» Data for the task
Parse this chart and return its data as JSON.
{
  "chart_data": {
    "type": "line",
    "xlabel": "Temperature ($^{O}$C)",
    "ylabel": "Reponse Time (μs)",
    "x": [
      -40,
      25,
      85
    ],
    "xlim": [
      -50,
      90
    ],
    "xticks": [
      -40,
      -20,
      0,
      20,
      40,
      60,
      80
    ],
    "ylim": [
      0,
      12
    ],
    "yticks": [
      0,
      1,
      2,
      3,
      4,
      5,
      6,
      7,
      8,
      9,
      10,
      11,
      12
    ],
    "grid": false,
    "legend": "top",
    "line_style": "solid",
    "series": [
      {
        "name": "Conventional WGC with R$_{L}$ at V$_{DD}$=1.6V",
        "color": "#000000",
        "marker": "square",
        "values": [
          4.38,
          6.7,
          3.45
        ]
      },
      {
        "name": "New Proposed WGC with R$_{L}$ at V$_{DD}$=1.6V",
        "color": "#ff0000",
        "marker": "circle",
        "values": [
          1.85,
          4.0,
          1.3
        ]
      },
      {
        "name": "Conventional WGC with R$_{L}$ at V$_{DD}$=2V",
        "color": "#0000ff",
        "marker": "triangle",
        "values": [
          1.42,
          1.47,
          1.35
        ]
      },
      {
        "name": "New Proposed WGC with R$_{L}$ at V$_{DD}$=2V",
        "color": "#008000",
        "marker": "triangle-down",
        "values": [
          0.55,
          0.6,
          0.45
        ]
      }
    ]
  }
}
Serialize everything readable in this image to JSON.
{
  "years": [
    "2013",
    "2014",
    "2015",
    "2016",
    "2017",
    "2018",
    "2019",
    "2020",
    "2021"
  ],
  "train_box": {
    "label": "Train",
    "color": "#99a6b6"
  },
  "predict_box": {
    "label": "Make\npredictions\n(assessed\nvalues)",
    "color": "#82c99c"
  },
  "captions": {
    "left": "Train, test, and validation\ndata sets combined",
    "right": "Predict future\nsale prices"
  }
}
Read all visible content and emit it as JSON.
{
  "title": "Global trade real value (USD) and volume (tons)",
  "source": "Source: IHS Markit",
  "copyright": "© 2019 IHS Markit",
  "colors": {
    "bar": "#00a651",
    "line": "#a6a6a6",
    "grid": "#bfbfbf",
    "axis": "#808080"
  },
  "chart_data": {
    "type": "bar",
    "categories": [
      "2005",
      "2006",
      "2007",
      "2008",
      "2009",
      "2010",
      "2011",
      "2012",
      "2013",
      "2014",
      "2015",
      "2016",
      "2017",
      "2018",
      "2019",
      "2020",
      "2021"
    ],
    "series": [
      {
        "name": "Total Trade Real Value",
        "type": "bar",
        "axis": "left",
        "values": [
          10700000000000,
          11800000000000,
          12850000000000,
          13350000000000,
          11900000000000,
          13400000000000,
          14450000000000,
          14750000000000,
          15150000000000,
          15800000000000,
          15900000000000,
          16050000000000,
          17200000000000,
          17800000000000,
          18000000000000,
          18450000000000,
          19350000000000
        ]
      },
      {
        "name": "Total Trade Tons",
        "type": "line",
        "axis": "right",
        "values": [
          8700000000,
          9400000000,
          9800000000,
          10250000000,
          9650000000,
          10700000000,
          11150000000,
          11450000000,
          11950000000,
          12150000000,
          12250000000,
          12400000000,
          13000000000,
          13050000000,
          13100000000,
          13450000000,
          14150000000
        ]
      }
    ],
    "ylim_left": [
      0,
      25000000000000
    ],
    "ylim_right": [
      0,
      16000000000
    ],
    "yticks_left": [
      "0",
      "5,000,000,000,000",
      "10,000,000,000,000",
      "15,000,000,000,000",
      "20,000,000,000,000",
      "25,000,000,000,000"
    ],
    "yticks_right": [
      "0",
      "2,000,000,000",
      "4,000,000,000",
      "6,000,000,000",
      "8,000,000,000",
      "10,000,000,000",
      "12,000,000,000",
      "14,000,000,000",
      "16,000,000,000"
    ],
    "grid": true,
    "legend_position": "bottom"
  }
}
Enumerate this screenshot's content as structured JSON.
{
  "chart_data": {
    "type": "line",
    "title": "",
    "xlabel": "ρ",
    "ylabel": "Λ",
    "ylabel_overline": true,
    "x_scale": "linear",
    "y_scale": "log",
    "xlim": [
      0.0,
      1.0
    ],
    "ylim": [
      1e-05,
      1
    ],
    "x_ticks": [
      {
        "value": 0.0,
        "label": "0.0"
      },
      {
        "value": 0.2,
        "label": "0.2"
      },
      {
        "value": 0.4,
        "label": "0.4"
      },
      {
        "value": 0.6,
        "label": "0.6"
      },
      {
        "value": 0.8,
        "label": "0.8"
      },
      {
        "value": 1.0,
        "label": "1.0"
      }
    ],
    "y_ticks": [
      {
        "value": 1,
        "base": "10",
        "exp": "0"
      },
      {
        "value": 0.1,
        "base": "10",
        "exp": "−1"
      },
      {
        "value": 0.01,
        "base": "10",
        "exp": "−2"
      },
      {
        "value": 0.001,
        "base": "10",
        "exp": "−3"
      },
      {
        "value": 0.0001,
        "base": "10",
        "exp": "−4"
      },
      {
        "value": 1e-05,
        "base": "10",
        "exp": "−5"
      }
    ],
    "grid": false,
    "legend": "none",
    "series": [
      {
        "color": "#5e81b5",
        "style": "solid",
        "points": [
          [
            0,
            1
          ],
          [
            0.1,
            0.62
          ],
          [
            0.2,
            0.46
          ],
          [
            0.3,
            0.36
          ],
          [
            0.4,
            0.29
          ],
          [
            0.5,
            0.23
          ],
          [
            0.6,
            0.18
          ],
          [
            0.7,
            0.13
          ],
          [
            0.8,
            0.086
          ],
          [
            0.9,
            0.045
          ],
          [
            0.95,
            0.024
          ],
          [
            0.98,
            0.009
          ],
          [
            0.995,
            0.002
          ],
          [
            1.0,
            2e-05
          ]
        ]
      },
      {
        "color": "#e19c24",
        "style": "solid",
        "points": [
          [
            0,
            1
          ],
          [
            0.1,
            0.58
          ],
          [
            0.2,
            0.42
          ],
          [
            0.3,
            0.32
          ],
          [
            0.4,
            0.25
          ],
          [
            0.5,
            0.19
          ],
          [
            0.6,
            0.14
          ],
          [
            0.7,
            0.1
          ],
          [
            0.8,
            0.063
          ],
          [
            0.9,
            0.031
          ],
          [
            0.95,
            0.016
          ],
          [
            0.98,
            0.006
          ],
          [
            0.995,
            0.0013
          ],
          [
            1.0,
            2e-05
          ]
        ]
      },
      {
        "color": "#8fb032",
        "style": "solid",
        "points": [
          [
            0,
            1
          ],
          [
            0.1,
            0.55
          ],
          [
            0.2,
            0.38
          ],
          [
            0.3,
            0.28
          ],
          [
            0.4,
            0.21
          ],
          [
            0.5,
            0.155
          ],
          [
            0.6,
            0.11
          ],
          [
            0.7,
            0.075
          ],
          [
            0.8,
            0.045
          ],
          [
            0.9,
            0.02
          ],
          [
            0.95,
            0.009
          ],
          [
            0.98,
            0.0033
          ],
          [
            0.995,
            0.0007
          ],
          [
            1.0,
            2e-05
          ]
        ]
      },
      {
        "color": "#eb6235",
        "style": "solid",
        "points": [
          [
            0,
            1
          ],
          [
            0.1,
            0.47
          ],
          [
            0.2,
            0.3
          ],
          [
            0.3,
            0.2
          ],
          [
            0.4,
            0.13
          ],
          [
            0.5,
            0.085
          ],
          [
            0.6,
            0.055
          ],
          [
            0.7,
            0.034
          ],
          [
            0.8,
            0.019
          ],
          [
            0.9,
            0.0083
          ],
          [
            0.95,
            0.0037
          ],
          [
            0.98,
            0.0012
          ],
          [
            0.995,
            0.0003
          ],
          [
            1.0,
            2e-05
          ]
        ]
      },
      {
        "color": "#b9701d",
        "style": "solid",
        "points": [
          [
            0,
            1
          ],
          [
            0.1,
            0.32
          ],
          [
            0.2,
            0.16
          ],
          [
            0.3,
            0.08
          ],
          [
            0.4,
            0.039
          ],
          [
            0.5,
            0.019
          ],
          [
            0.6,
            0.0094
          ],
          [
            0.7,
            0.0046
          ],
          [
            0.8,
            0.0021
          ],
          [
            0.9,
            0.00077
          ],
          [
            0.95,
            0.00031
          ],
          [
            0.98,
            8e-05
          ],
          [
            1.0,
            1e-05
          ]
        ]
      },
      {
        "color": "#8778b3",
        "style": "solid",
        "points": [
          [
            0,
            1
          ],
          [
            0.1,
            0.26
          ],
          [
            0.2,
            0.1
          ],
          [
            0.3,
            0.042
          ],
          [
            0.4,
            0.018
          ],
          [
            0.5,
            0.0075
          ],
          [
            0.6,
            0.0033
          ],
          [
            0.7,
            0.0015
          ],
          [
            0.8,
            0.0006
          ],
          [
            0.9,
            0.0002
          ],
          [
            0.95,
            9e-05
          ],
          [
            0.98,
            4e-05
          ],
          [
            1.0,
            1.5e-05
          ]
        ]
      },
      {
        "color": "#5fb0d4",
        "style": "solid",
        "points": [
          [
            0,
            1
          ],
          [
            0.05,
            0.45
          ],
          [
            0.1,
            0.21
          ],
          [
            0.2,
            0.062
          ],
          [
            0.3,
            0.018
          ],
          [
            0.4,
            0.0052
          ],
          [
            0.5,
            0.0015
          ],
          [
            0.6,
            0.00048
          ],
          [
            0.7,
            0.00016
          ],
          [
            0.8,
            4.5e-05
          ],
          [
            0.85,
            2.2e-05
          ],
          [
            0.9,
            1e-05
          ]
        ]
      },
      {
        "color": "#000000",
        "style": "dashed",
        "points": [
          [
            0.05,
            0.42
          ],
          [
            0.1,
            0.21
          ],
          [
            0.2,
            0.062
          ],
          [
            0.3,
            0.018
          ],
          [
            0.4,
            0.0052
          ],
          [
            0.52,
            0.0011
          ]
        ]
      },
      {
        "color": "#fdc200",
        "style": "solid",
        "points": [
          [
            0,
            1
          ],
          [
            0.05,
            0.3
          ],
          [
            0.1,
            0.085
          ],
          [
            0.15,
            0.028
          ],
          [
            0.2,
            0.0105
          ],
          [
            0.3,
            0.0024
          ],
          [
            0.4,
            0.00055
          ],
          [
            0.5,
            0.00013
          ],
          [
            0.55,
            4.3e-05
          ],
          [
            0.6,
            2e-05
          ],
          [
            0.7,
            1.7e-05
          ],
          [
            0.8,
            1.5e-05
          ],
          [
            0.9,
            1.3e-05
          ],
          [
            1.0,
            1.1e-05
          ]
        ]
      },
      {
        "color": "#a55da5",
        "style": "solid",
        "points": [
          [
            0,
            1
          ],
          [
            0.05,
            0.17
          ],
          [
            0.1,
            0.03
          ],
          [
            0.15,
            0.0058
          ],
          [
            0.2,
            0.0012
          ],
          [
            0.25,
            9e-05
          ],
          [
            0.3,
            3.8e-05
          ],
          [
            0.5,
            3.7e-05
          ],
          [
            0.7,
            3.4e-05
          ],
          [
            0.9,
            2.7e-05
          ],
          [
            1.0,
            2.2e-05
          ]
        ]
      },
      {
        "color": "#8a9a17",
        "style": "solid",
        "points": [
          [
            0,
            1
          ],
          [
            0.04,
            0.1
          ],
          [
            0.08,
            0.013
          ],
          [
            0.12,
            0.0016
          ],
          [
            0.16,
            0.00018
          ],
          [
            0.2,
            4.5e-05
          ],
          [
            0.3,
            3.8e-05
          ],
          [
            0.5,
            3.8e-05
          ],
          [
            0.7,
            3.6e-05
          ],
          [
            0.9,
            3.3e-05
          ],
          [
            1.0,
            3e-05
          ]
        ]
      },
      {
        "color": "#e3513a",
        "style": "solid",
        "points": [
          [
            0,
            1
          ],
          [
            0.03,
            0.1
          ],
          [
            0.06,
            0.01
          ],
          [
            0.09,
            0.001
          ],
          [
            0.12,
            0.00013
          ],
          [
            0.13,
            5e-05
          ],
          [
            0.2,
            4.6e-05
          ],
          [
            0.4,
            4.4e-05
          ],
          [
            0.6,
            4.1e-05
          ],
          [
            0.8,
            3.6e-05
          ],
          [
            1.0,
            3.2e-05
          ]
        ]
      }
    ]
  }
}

» Short exercise
Say how many lines hold the word "with", giving the number and nothing else.

» Expected output
4